Short problem:
Report every line below that holds the word "siglo".

Records supplied:
§
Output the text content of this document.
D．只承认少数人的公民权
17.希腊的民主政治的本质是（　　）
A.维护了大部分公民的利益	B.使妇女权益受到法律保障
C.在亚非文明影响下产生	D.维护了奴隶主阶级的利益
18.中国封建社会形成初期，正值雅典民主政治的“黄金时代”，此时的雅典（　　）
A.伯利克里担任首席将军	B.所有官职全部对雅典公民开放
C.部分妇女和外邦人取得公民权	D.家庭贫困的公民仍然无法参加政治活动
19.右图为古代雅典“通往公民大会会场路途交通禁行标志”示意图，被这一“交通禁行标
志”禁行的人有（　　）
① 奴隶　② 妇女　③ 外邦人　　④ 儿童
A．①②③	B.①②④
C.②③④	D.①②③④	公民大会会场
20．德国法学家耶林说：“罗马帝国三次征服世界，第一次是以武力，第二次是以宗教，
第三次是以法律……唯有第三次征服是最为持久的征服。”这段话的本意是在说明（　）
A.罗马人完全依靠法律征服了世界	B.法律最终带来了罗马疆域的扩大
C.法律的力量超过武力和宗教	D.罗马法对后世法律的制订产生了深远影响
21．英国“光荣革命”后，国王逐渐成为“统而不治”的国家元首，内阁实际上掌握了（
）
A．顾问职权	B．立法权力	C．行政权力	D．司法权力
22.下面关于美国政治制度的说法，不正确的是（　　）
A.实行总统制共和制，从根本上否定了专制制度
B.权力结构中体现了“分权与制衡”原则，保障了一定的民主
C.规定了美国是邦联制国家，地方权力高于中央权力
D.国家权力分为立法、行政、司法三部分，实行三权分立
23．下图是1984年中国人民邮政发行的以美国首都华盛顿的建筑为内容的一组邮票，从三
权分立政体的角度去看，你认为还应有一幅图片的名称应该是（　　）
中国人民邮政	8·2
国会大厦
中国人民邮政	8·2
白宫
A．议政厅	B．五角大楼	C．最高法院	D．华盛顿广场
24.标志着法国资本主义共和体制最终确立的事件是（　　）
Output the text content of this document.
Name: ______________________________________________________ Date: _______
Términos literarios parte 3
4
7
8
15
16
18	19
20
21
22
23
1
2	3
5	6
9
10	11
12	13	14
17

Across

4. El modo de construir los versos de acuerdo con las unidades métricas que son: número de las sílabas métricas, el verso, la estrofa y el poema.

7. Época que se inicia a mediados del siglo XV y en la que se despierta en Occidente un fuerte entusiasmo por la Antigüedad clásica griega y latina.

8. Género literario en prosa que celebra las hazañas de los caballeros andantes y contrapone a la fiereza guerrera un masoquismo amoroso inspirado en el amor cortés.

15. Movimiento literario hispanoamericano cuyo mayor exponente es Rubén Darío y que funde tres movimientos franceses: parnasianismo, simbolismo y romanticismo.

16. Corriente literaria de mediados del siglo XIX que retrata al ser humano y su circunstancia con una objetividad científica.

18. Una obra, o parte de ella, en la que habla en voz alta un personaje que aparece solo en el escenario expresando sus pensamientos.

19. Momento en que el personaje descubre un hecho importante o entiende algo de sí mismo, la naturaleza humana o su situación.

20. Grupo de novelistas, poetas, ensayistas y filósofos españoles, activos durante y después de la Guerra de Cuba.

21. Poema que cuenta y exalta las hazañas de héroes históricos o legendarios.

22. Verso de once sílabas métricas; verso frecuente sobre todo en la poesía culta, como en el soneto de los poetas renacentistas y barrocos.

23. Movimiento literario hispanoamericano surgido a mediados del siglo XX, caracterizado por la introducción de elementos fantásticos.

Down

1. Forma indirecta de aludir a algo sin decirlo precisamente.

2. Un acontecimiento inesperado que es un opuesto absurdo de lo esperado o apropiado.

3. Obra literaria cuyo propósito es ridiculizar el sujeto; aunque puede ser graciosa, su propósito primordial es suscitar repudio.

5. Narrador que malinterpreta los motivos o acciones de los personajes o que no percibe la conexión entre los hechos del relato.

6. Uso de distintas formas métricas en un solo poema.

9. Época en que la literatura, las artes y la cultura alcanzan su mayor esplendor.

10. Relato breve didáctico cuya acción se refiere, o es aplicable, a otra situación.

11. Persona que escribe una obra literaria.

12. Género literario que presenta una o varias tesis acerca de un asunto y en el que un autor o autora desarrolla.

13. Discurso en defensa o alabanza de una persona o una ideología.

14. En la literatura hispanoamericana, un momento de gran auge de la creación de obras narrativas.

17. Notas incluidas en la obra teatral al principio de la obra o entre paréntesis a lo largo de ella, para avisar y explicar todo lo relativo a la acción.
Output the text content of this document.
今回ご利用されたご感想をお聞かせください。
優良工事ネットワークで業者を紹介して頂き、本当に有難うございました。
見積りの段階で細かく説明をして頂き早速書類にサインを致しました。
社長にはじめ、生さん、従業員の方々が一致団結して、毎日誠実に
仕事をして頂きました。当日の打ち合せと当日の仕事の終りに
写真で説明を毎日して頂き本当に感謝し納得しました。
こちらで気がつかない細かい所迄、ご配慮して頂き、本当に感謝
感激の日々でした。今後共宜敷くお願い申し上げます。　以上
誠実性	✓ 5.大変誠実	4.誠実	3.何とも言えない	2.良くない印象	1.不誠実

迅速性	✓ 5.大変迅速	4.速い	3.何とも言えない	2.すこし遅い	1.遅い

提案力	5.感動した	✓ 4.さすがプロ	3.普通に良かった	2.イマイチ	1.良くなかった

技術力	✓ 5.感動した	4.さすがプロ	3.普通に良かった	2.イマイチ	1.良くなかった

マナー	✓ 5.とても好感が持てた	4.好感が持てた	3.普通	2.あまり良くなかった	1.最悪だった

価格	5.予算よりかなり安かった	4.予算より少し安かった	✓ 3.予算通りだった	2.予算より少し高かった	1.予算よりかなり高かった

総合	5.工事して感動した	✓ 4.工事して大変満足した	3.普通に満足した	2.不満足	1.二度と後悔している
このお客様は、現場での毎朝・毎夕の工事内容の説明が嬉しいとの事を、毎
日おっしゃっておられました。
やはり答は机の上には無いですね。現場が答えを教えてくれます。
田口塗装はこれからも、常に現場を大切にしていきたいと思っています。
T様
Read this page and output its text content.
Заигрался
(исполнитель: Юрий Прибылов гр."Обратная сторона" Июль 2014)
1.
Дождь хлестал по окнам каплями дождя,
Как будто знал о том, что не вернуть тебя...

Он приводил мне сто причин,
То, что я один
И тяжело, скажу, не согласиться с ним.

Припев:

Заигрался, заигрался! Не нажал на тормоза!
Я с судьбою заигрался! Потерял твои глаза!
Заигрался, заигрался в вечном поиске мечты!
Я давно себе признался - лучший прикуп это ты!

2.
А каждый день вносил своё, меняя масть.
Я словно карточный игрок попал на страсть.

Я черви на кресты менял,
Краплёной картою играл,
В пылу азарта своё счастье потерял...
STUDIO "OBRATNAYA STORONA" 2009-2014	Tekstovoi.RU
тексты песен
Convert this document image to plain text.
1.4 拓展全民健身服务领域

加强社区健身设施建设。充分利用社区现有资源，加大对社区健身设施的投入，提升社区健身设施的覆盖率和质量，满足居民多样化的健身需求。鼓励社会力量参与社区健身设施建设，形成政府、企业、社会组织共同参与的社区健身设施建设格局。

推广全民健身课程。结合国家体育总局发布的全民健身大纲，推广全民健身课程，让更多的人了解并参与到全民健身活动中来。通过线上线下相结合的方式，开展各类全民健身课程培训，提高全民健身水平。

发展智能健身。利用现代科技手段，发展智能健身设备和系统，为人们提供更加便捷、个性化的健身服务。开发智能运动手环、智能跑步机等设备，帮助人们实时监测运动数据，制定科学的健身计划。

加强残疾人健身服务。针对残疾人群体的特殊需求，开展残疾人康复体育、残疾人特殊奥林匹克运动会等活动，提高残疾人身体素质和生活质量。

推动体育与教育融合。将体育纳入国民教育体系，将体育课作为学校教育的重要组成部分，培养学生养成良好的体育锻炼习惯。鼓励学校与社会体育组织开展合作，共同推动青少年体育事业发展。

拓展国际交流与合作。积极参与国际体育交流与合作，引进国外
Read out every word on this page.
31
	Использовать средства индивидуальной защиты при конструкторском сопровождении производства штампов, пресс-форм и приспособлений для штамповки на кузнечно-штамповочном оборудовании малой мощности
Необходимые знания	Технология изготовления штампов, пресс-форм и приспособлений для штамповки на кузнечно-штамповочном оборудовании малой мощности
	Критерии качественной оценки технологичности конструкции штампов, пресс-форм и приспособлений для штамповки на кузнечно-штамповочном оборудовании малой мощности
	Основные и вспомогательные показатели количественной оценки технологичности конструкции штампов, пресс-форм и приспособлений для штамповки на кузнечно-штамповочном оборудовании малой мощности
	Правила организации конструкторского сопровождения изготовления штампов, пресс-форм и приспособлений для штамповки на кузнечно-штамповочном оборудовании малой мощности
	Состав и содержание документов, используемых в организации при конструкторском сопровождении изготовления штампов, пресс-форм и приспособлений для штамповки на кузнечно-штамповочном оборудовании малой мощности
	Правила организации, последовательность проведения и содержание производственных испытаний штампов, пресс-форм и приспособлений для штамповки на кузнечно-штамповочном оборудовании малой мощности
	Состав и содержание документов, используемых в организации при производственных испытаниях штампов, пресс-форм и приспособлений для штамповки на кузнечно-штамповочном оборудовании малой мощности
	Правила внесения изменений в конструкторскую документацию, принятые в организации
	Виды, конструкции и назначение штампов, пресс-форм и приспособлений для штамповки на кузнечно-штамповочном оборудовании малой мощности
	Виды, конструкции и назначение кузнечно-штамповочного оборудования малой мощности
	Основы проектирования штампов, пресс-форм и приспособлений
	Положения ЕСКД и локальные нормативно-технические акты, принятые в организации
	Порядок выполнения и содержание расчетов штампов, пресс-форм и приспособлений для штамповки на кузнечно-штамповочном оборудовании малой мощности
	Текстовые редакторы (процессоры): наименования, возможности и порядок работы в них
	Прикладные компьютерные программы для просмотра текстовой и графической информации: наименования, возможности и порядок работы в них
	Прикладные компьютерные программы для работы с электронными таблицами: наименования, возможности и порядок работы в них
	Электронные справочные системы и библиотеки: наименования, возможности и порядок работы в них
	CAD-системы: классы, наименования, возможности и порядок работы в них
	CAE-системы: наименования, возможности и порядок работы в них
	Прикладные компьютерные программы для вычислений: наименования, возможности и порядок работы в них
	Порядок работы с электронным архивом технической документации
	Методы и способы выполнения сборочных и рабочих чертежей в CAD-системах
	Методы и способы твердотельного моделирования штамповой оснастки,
§
Exercise response:
7. Época que se inicia a mediados del siglo XV y en la que se despierta en Occidente un fuerte entusiasmo por la Antigüedad clásica griega y latina.
16. Corriente literaria de mediados del siglo XIX que retrata al ser humano y su circunstancia con una objetividad científica.
23. Movimiento literario hispanoamericano surgido a mediados del siglo XX, caracterizado por la introducción de elementos fantásticos.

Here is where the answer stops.